(Stored dataset items)

____________

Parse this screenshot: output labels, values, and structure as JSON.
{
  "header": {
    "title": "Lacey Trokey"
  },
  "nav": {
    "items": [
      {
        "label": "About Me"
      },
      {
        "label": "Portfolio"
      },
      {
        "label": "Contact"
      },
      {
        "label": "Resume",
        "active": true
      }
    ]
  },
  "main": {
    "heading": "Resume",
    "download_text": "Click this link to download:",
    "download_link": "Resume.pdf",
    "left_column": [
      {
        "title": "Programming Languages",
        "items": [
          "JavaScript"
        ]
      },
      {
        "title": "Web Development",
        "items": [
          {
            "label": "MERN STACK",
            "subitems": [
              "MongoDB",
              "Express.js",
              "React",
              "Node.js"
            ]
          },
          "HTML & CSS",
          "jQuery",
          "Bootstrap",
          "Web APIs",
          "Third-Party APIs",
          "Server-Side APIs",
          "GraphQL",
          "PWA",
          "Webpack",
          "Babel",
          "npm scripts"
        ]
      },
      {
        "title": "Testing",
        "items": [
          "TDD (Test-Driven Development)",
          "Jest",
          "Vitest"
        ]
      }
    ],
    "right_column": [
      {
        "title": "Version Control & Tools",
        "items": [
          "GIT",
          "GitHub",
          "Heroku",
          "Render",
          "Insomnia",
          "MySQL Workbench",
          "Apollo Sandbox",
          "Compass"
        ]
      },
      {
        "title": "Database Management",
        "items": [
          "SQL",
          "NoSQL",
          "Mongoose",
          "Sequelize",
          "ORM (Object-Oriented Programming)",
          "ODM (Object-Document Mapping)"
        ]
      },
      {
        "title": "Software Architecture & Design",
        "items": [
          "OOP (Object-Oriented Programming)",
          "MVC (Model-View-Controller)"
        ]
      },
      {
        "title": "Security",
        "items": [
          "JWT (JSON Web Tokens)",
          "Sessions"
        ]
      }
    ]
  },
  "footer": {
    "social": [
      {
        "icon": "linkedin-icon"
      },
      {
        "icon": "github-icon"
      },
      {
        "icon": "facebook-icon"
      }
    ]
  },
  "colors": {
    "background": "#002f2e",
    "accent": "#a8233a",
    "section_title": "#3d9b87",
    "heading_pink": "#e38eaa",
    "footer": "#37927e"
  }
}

____________

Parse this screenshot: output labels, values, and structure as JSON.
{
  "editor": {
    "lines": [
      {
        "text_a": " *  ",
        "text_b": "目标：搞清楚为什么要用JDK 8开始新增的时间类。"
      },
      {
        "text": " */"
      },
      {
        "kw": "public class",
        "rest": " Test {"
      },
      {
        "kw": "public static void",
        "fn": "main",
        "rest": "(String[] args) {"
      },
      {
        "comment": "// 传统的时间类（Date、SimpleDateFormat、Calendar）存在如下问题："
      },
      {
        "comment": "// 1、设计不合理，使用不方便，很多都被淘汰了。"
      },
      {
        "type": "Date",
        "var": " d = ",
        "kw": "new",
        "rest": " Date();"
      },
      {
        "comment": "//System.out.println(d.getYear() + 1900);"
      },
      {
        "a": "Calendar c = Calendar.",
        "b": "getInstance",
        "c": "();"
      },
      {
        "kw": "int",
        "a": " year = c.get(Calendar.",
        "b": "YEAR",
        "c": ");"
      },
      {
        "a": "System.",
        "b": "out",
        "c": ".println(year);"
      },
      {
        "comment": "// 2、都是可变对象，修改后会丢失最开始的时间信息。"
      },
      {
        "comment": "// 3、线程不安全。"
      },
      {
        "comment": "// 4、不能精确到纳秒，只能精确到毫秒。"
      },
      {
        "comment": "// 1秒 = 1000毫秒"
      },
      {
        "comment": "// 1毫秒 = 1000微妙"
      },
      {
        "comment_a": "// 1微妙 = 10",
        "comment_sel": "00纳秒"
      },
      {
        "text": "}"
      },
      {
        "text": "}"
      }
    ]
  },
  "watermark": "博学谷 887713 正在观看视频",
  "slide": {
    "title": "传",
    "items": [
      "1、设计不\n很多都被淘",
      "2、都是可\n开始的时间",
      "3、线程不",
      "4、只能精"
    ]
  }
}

____________

**INSTRUCTIONS TO FOLLOW**
Where a line in the entries holds "Calendar", copy that line.

**SOLUTION FOR THIS PROBLEM**
        "comment": "// 传统的时间类（Date、SimpleDateFormat、Calendar）存在如下问题："
        "a": "Calendar c = Calendar.",
        "a": " year = c.get(Calendar.",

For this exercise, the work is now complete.